Work to complete
Give the number of lines in the records below that include "true". Reply with that number alone.

________

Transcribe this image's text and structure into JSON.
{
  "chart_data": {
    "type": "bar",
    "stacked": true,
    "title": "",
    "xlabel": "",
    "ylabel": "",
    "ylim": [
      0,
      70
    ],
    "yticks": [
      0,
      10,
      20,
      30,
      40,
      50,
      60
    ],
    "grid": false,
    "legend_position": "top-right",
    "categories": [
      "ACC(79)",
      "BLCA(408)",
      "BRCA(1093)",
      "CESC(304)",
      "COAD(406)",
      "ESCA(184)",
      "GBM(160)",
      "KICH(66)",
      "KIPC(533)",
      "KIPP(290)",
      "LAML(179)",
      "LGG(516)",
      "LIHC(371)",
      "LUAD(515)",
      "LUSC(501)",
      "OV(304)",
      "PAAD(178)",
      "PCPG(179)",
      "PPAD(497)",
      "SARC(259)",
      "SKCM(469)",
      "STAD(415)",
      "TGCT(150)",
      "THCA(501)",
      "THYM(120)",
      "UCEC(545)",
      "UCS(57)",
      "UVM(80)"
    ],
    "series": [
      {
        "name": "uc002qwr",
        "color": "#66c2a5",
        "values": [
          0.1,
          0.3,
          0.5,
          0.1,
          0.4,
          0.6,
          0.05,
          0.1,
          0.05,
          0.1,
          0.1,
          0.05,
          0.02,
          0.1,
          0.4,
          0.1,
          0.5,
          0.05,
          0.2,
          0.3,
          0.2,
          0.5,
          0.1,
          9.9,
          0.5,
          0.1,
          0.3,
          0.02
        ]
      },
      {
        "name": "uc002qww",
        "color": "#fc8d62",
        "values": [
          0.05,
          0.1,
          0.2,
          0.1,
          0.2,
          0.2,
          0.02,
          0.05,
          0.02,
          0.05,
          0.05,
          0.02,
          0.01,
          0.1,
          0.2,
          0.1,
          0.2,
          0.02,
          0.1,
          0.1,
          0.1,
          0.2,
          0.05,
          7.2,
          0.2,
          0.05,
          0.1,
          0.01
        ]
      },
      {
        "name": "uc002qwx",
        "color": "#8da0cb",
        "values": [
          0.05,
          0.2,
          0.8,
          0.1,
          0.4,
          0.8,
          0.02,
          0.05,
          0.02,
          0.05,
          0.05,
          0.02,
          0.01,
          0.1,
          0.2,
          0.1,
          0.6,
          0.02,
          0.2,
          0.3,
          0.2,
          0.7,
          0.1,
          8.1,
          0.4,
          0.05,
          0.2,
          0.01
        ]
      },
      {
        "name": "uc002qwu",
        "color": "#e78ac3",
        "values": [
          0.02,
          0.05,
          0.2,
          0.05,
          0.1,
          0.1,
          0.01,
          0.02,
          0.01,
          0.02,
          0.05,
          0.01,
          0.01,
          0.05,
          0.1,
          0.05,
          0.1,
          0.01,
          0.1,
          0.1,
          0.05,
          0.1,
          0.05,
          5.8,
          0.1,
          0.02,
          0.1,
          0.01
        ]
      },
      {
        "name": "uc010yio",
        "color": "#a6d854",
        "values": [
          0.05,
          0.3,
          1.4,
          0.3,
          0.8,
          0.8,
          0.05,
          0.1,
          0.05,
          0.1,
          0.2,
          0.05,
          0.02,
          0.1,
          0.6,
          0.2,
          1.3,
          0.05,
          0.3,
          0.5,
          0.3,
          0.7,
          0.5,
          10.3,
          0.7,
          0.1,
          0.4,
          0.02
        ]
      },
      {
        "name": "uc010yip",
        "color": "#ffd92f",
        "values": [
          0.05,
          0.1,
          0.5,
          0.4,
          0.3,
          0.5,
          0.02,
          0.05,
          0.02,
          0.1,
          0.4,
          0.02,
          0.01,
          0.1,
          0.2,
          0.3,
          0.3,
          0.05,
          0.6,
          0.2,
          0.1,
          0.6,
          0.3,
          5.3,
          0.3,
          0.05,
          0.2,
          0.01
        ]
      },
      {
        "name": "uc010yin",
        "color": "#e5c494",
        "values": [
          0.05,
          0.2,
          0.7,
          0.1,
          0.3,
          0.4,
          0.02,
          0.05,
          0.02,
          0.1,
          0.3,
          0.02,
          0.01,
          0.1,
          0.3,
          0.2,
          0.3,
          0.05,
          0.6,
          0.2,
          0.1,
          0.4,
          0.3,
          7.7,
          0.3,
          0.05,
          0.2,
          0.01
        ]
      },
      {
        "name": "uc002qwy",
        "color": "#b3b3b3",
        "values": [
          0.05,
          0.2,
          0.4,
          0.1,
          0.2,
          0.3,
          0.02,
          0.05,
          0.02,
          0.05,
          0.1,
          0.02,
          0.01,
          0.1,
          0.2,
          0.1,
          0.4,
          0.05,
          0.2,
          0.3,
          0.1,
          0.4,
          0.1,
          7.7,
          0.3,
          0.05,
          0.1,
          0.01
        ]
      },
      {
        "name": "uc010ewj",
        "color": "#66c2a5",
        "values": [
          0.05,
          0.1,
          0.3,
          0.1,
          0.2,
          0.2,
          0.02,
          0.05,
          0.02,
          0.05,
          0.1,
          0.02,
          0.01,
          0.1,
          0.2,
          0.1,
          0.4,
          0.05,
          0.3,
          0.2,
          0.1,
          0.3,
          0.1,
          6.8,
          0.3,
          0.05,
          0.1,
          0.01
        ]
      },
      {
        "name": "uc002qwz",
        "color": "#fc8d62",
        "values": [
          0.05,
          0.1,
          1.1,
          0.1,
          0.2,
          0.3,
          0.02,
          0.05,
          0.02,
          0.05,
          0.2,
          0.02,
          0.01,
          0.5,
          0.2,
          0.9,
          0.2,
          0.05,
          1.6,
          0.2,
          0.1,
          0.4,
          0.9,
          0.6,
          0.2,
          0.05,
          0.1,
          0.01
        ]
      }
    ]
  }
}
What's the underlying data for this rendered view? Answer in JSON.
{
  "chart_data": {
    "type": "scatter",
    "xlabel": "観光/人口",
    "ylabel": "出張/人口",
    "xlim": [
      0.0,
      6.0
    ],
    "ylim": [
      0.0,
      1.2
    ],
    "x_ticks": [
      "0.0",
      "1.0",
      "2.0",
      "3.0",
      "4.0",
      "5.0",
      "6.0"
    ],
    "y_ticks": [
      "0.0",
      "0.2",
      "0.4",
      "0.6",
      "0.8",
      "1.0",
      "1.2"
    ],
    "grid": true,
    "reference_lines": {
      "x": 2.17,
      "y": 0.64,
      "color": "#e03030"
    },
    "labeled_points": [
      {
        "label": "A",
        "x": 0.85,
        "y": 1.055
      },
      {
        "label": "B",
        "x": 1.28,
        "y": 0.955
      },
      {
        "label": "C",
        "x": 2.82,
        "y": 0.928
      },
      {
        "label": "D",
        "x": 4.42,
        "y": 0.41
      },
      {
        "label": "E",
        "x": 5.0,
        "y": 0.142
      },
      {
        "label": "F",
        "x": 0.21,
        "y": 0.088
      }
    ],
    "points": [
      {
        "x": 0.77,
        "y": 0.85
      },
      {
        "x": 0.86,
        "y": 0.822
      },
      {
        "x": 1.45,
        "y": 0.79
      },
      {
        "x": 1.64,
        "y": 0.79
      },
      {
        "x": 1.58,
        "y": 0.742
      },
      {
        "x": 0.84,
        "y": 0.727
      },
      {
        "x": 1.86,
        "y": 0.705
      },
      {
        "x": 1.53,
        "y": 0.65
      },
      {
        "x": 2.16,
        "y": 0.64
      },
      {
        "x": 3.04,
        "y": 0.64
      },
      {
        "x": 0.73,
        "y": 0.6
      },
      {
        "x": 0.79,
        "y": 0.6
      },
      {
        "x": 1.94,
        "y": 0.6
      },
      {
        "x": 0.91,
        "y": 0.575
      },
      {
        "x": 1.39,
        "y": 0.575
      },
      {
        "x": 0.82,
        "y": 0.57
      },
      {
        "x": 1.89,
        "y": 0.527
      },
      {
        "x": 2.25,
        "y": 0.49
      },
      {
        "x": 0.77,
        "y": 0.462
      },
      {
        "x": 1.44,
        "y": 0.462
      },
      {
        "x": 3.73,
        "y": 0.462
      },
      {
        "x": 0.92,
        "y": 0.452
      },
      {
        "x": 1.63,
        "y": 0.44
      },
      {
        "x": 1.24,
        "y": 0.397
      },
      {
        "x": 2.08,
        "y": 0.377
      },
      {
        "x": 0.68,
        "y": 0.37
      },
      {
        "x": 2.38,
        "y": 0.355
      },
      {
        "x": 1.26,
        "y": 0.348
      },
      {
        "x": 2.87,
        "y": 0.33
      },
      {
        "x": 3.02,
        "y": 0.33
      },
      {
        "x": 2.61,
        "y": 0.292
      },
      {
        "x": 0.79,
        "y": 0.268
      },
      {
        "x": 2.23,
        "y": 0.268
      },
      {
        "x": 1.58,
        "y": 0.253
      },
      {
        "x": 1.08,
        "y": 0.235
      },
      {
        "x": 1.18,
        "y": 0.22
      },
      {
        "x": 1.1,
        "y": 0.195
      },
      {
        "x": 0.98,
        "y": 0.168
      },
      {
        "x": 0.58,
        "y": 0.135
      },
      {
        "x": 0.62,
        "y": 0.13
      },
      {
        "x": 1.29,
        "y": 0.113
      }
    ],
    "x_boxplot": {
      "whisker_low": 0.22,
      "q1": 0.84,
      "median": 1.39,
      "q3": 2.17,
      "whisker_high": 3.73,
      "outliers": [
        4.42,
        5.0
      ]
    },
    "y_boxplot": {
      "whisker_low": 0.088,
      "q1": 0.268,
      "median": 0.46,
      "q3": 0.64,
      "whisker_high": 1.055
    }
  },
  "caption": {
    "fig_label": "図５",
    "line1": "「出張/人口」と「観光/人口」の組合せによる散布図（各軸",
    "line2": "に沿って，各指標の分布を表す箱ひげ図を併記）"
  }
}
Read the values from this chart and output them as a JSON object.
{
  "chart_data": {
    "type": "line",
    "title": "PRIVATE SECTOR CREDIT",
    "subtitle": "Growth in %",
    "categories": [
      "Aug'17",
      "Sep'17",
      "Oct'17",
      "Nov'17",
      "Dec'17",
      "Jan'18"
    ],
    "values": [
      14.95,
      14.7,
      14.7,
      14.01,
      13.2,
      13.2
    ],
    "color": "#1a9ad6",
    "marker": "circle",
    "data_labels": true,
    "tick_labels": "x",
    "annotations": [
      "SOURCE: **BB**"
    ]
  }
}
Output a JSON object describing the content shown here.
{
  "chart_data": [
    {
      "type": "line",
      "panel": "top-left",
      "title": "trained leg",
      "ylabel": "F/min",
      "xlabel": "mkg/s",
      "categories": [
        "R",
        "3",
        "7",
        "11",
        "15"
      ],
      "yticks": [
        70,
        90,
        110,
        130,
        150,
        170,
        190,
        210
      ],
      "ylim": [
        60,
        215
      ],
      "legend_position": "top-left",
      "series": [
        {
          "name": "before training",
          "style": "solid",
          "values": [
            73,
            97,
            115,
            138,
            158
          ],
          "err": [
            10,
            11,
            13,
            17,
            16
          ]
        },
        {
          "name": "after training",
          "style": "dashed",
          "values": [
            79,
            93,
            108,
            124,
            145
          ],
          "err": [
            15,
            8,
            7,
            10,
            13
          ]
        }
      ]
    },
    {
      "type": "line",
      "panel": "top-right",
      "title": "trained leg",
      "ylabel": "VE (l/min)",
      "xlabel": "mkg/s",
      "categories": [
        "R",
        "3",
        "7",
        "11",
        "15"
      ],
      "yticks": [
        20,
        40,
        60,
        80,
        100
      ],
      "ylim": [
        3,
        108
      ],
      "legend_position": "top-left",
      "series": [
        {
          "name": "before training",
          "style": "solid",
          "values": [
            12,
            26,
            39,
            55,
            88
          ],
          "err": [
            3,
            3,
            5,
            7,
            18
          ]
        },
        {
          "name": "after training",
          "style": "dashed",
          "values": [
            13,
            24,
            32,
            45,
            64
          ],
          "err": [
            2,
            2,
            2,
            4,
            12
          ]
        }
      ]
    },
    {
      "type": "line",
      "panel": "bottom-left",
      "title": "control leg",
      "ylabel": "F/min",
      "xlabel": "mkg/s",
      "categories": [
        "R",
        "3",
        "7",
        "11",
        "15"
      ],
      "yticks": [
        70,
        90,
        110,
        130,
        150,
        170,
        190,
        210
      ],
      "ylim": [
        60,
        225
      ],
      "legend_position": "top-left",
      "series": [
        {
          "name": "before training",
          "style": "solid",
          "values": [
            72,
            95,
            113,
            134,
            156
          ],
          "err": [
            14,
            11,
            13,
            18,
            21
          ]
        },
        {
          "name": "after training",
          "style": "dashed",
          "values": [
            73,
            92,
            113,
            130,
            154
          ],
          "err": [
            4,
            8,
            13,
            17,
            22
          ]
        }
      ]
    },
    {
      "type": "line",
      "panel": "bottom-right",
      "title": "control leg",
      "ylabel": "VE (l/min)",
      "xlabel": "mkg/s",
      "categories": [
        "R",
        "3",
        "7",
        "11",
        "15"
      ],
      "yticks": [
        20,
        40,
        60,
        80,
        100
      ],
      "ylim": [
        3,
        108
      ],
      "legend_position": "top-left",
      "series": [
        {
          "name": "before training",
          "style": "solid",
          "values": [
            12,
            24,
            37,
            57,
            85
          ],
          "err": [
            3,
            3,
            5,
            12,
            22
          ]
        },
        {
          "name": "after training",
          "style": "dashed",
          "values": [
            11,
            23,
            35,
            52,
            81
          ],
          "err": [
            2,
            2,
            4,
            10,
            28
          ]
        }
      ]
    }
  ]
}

________

Written solution
3